#### [EXERCISE TASK]
Output the data below in full, character for character.

== RAW RECORDS

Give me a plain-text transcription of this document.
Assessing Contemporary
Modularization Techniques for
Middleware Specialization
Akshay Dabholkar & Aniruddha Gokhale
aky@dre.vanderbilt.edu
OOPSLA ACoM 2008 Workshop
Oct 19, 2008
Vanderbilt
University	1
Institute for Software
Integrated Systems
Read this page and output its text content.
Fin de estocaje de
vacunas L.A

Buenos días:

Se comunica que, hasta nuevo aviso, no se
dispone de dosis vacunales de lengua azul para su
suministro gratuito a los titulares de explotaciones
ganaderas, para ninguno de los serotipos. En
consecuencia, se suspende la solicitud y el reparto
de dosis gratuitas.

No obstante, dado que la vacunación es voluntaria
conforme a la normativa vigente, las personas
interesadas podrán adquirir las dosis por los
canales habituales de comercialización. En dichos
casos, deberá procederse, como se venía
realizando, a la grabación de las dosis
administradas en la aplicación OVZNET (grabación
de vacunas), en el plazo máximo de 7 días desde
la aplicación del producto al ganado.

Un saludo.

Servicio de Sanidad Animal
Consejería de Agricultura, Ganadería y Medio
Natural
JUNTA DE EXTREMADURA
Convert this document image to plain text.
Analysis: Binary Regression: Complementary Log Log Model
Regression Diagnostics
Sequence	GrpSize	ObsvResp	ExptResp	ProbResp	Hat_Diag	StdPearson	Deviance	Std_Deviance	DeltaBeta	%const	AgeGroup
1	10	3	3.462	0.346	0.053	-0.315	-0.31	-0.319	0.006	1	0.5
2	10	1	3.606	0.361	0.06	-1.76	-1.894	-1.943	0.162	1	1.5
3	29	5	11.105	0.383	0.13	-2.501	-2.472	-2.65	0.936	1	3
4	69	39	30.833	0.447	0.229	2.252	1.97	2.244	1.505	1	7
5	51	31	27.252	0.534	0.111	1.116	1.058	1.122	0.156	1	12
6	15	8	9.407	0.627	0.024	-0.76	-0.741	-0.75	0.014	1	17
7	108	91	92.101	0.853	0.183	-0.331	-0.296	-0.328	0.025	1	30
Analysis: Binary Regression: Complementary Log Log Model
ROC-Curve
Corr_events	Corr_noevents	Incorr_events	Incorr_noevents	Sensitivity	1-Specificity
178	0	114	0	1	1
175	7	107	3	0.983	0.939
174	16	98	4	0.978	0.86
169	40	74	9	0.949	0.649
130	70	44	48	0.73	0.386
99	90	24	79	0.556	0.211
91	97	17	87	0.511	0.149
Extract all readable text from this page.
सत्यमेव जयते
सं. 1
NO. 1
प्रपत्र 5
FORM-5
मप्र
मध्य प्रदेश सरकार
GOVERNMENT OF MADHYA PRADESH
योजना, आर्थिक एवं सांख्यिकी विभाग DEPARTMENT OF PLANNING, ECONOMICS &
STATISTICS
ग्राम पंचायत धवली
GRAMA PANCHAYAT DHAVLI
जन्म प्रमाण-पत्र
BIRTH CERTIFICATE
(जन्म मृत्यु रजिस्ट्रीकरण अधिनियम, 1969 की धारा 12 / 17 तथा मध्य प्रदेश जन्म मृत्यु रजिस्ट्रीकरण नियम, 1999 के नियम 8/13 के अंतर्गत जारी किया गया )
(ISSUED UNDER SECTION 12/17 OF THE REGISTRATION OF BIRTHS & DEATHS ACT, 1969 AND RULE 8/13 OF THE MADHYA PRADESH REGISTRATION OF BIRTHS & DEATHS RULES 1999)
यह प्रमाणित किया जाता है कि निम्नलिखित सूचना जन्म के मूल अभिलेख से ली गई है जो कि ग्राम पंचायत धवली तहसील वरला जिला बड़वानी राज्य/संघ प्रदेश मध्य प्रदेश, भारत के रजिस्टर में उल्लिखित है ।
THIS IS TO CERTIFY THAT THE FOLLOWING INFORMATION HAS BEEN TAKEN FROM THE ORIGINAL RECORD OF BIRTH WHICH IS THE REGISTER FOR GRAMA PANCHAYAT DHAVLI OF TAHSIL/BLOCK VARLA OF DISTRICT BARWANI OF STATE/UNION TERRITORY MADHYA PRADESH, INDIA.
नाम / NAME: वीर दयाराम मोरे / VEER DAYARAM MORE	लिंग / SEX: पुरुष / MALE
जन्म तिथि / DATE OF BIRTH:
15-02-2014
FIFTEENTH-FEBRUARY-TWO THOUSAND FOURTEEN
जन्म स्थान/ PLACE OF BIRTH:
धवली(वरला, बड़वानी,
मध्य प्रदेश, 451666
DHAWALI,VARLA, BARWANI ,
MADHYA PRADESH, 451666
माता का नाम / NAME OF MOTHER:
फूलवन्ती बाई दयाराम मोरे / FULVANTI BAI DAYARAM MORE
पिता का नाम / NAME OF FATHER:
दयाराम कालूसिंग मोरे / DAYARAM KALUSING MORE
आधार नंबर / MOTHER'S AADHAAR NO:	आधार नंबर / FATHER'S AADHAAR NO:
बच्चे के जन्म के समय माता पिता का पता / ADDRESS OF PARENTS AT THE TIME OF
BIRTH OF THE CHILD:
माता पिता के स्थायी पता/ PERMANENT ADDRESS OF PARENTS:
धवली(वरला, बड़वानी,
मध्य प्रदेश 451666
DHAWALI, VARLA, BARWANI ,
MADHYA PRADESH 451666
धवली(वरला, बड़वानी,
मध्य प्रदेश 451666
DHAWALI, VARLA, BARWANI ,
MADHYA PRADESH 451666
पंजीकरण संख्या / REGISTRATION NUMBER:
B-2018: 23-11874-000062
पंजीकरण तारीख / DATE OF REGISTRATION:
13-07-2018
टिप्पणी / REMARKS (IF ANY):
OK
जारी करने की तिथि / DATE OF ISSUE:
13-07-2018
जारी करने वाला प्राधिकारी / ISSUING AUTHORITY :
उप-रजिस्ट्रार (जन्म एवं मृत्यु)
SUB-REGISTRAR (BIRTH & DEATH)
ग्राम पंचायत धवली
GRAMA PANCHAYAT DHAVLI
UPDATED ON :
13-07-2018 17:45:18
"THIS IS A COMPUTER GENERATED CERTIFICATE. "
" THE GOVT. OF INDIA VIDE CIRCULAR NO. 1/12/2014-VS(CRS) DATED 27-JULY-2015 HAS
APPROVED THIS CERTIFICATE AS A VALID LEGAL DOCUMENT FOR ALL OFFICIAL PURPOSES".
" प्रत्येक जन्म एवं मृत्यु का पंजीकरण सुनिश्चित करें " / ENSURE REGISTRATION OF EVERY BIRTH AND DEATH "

====

#### [SOLUTION]
Give me a plain-text transcription of this document.
Assessing Contemporary
Modularization Techniques for
Middleware Specialization
Akshay Dabholkar & Aniruddha Gokhale
aky@dre.vanderbilt.edu
OOPSLA ACoM 2008 Workshop
Oct 19, 2008
Vanderbilt
University	1
Institute for Software
Integrated Systems
Read this page and output its text content.
Fin de estocaje de
vacunas L.A

Buenos días:

Se comunica que, hasta nuevo aviso, no se
dispone de dosis vacunales de lengua azul para su
suministro gratuito a los titulares de explotaciones
ganaderas, para ninguno de los serotipos. En
consecuencia, se suspende la solicitud y el reparto
de dosis gratuitas.

No obstante, dado que la vacunación es voluntaria
conforme a la normativa vigente, las personas
interesadas podrán adquirir las dosis por los
canales habituales de comercialización. En dichos
casos, deberá procederse, como se venía
realizando, a la grabación de las dosis
administradas en la aplicación OVZNET (grabación
de vacunas), en el plazo máximo de 7 días desde
la aplicación del producto al ganado.

Un saludo.

Servicio de Sanidad Animal
Consejería de Agricultura, Ganadería y Medio
Natural
JUNTA DE EXTREMADURA
Convert this document image to plain text.
Analysis: Binary Regression: Complementary Log Log Model
Regression Diagnostics
Sequence	GrpSize	ObsvResp	ExptResp	ProbResp	Hat_Diag	StdPearson	Deviance	Std_Deviance	DeltaBeta	%const	AgeGroup
1	10	3	3.462	0.346	0.053	-0.315	-0.31	-0.319	0.006	1	0.5
2	10	1	3.606	0.361	0.06	-1.76	-1.894	-1.943	0.162	1	1.5
3	29	5	11.105	0.383	0.13	-2.501	-2.472	-2.65	0.936	1	3
4	69	39	30.833	0.447	0.229	2.252	1.97	2.244	1.505	1	7
5	51	31	27.252	0.534	0.111	1.116	1.058	1.122	0.156	1	12
6	15	8	9.407	0.627	0.024	-0.76	-0.741	-0.75	0.014	1	17
7	108	91	92.101	0.853	0.183	-0.331	-0.296	-0.328	0.025	1	30
Analysis: Binary Regression: Complementary Log Log Model
ROC-Curve
Corr_events	Corr_noevents	Incorr_events	Incorr_noevents	Sensitivity	1-Specificity
178	0	114	0	1	1
175	7	107	3	0.983	0.939
174	16	98	4	0.978	0.86
169	40	74	9	0.949	0.649
130	70	44	48	0.73	0.386
99	90	24	79	0.556	0.211
91	97	17	87	0.511	0.149
Extract all readable text from this page.
सत्यमेव जयते
सं. 1
NO. 1
प्रपत्र 5
FORM-5
मप्र
मध्य प्रदेश सरकार
GOVERNMENT OF MADHYA PRADESH
योजना, आर्थिक एवं सांख्यिकी विभाग DEPARTMENT OF PLANNING, ECONOMICS &
STATISTICS
ग्राम पंचायत धवली
GRAMA PANCHAYAT DHAVLI
जन्म प्रमाण-पत्र
BIRTH CERTIFICATE
(जन्म मृत्यु रजिस्ट्रीकरण अधिनियम, 1969 की धारा 12 / 17 तथा मध्य प्रदेश जन्म मृत्यु रजिस्ट्रीकरण नियम, 1999 के नियम 8/13 के अंतर्गत जारी किया गया )
(ISSUED UNDER SECTION 12/17 OF THE REGISTRATION OF BIRTHS & DEATHS ACT, 1969 AND RULE 8/13 OF THE MADHYA PRADESH REGISTRATION OF BIRTHS & DEATHS RULES 1999)
यह प्रमाणित किया जाता है कि निम्नलिखित सूचना जन्म के मूल अभिलेख से ली गई है जो कि ग्राम पंचायत धवली तहसील वरला जिला बड़वानी राज्य/संघ प्रदेश मध्य प्रदेश, भारत के रजिस्टर में उल्लिखित है ।
THIS IS TO CERTIFY THAT THE FOLLOWING INFORMATION HAS BEEN TAKEN FROM THE ORIGINAL RECORD OF BIRTH WHICH IS THE REGISTER FOR GRAMA PANCHAYAT DHAVLI OF TAHSIL/BLOCK VARLA OF DISTRICT BARWANI OF STATE/UNION TERRITORY MADHYA PRADESH, INDIA.
नाम / NAME: वीर दयाराम मोरे / VEER DAYARAM MORE	लिंग / SEX: पुरुष / MALE
जन्म तिथि / DATE OF BIRTH:
15-02-2014
FIFTEENTH-FEBRUARY-TWO THOUSAND FOURTEEN
जन्म स्थान/ PLACE OF BIRTH:
धवली(वरला, बड़वानी,
मध्य प्रदेश, 451666
DHAWALI,VARLA, BARWANI ,
MADHYA PRADESH, 451666
माता का नाम / NAME OF MOTHER:
फूलवन्ती बाई दयाराम मोरे / FULVANTI BAI DAYARAM MORE
पिता का नाम / NAME OF FATHER:
दयाराम कालूसिंग मोरे / DAYARAM KALUSING MORE
आधार नंबर / MOTHER'S AADHAAR NO:	आधार नंबर / FATHER'S AADHAAR NO:
बच्चे के जन्म के समय माता पिता का पता / ADDRESS OF PARENTS AT THE TIME OF
BIRTH OF THE CHILD:
माता पिता के स्थायी पता/ PERMANENT ADDRESS OF PARENTS:
धवली(वरला, बड़वानी,
मध्य प्रदेश 451666
DHAWALI, VARLA, BARWANI ,
MADHYA PRADESH 451666
धवली(वरला, बड़वानी,
मध्य प्रदेश 451666
DHAWALI, VARLA, BARWANI ,
MADHYA PRADESH 451666
पंजीकरण संख्या / REGISTRATION NUMBER:
B-2018: 23-11874-000062
पंजीकरण तारीख / DATE OF REGISTRATION:
13-07-2018
टिप्पणी / REMARKS (IF ANY):
OK
जारी करने की तिथि / DATE OF ISSUE:
13-07-2018
जारी करने वाला प्राधिकारी / ISSUING AUTHORITY :
उप-रजिस्ट्रार (जन्म एवं मृत्यु)
SUB-REGISTRAR (BIRTH & DEATH)
ग्राम पंचायत धवली
GRAMA PANCHAYAT DHAVLI
UPDATED ON :
13-07-2018 17:45:18
"THIS IS A COMPUTER GENERATED CERTIFICATE. "
" THE GOVT. OF INDIA VIDE CIRCULAR NO. 1/12/2014-VS(CRS) DATED 27-JULY-2015 HAS
APPROVED THIS CERTIFICATE AS A VALID LEGAL DOCUMENT FOR ALL OFFICIAL PURPOSES".
" प्रत्येक जन्म एवं मृत्यु का पंजीकरण सुनिश्चित करें " / ENSURE REGISTRATION OF EVERY BIRTH AND DEATH "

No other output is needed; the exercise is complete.